*Set exercise*:
Gather all lines with "Tentang" from the records.

Stored data:
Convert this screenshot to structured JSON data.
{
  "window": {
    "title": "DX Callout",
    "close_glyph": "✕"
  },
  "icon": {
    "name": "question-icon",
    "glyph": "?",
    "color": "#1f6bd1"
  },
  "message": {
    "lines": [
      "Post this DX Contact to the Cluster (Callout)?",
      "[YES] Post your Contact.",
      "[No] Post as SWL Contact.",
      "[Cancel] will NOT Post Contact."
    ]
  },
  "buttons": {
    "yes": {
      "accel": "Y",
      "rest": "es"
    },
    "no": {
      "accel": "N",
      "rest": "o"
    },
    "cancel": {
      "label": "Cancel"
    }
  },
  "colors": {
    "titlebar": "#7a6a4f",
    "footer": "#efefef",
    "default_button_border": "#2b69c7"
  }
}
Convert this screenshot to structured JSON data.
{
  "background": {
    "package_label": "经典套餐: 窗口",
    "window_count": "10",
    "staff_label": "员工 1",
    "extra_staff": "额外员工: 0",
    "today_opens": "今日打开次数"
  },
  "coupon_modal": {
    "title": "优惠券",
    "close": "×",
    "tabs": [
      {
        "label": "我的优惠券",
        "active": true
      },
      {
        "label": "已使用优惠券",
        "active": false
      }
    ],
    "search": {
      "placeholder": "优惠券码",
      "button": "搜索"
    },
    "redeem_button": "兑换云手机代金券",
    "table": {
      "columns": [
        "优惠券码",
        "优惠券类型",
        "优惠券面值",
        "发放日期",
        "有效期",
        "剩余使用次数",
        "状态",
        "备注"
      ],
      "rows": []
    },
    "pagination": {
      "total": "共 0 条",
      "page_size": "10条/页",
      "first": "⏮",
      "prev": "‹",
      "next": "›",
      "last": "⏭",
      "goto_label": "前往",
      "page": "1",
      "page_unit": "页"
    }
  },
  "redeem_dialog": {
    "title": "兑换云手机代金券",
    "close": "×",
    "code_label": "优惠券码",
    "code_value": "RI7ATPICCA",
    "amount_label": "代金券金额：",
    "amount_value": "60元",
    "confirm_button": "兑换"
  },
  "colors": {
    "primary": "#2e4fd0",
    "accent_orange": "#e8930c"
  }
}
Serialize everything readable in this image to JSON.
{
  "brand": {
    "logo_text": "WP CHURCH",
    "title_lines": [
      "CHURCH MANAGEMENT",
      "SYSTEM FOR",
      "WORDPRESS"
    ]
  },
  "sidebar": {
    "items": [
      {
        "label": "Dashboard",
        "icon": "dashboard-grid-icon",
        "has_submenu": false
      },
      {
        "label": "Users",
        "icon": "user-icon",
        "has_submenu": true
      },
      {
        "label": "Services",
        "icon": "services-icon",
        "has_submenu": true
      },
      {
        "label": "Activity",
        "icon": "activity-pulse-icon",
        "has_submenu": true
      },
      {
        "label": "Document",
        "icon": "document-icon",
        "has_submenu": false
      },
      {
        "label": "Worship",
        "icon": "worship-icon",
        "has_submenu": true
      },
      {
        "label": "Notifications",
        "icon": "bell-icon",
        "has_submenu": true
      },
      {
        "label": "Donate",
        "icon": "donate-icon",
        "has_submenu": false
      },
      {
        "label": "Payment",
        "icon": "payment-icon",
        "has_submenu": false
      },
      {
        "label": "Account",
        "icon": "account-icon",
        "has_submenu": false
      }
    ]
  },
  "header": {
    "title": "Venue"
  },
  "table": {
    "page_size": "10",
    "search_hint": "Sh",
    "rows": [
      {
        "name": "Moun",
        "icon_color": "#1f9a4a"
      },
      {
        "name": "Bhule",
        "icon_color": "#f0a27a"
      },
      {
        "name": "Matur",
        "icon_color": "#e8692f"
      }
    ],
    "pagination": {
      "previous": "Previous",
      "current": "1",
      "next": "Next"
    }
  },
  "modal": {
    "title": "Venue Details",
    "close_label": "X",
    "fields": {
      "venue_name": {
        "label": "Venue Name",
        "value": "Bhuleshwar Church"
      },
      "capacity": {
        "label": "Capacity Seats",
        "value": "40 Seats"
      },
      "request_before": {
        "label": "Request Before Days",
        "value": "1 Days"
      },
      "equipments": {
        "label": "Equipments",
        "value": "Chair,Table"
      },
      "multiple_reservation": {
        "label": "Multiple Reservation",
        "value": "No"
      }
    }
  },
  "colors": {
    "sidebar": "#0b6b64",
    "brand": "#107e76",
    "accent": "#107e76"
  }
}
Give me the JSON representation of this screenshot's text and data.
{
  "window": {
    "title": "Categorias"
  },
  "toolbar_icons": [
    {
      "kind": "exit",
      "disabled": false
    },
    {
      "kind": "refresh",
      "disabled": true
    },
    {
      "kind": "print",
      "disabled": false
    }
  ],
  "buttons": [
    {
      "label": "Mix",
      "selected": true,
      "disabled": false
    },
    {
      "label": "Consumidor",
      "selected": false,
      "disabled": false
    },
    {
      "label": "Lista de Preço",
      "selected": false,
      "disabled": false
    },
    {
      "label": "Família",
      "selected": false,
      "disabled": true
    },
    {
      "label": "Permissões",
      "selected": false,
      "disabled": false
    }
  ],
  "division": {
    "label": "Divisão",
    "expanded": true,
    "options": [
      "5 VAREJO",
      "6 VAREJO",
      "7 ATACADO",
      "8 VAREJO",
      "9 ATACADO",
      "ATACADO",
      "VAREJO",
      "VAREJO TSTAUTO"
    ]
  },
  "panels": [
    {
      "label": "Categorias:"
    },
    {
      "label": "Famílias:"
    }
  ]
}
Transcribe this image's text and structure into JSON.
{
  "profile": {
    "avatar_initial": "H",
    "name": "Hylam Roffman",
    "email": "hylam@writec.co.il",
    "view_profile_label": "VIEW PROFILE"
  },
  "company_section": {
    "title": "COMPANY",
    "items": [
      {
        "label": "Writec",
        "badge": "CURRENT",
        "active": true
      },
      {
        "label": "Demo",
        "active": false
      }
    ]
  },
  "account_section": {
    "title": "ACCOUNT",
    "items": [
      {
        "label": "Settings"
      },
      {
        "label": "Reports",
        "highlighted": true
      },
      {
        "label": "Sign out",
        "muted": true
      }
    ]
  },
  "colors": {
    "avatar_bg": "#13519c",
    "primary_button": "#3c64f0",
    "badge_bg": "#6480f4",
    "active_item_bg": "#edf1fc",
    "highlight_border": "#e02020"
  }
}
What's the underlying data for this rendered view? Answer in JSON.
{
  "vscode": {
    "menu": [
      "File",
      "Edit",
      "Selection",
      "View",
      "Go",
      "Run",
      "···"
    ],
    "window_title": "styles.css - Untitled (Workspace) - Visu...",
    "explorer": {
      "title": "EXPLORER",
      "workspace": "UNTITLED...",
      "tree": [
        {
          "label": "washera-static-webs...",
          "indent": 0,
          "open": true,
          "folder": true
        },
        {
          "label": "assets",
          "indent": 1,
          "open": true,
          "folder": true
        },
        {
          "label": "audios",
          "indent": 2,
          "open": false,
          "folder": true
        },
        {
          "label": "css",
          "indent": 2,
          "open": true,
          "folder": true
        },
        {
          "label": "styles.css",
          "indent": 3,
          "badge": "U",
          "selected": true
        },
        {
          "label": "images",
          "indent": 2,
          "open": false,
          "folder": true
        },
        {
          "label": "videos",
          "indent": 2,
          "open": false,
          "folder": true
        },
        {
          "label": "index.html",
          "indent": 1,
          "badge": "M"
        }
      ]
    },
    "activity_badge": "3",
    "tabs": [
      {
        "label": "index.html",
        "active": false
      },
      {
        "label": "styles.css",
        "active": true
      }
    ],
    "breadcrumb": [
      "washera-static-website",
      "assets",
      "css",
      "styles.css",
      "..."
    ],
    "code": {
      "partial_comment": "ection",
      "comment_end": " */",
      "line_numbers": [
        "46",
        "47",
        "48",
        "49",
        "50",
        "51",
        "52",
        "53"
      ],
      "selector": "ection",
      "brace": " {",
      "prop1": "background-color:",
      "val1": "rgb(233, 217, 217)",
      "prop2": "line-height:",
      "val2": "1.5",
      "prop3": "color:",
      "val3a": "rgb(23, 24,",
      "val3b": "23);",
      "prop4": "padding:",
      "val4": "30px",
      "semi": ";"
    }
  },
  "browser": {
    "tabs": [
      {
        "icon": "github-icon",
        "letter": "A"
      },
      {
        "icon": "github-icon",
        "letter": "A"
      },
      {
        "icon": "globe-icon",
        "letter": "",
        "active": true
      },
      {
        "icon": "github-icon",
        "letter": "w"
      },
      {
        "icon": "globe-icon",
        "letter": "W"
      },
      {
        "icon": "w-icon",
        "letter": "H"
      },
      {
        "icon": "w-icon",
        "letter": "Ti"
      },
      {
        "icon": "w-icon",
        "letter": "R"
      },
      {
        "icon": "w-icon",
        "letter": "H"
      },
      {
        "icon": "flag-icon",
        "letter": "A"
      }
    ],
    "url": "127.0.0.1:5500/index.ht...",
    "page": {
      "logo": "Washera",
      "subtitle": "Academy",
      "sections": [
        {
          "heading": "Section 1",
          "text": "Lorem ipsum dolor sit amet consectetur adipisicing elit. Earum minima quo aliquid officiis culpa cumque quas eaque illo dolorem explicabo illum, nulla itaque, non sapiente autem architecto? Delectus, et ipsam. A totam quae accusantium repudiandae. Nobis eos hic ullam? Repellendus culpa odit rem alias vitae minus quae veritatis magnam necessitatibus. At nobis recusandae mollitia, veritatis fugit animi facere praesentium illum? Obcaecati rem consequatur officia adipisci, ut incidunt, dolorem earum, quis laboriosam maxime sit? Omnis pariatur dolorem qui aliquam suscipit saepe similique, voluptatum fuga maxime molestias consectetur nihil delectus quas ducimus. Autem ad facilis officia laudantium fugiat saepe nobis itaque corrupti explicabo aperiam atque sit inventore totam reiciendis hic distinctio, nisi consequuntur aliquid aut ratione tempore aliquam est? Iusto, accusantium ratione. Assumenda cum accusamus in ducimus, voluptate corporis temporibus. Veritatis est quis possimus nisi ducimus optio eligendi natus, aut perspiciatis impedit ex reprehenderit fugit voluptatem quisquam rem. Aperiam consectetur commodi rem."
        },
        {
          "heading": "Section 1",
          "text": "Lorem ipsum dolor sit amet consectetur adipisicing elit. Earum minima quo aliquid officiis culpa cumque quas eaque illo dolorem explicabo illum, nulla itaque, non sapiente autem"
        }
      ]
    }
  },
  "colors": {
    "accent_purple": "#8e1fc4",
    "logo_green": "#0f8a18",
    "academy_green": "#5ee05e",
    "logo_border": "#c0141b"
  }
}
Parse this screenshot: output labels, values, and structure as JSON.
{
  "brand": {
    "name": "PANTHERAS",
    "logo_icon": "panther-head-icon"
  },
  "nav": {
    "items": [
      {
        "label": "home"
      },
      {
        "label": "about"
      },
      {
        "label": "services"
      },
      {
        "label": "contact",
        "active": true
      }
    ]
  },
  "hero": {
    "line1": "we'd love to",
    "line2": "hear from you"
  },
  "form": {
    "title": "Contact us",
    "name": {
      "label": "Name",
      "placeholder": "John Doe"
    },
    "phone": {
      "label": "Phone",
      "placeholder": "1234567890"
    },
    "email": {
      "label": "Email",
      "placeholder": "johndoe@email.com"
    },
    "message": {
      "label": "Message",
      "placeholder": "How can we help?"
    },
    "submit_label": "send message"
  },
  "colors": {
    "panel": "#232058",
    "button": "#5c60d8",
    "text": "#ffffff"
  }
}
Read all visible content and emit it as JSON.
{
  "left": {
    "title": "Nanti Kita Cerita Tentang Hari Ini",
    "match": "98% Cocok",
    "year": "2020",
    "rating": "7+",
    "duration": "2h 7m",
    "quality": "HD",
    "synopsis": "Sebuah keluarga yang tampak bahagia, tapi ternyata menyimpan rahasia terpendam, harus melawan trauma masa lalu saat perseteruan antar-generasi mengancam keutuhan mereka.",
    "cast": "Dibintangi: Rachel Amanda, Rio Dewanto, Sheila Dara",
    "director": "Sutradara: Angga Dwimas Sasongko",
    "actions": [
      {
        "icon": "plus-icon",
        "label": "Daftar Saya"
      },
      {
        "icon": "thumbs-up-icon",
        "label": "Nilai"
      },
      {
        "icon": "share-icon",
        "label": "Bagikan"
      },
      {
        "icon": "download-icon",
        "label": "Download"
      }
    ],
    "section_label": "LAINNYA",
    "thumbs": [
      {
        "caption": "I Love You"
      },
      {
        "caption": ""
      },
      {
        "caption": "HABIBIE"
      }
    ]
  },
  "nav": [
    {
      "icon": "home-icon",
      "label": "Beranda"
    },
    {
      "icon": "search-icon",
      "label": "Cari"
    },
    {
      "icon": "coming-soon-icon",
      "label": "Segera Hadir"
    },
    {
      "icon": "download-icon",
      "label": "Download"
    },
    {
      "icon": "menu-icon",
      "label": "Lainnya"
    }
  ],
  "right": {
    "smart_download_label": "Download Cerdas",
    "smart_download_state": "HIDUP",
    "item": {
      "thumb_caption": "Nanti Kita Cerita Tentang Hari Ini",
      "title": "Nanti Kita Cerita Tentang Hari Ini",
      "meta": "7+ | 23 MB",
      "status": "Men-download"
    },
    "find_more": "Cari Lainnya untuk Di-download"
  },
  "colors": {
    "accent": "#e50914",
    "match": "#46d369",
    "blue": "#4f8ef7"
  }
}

*Correct answer*:
    "title": "Nanti Kita Cerita Tentang Hari Ini",
      "thumb_caption": "Nanti Kita Cerita Tentang Hari Ini",
      "title": "Nanti Kita Cerita Tentang Hari Ini",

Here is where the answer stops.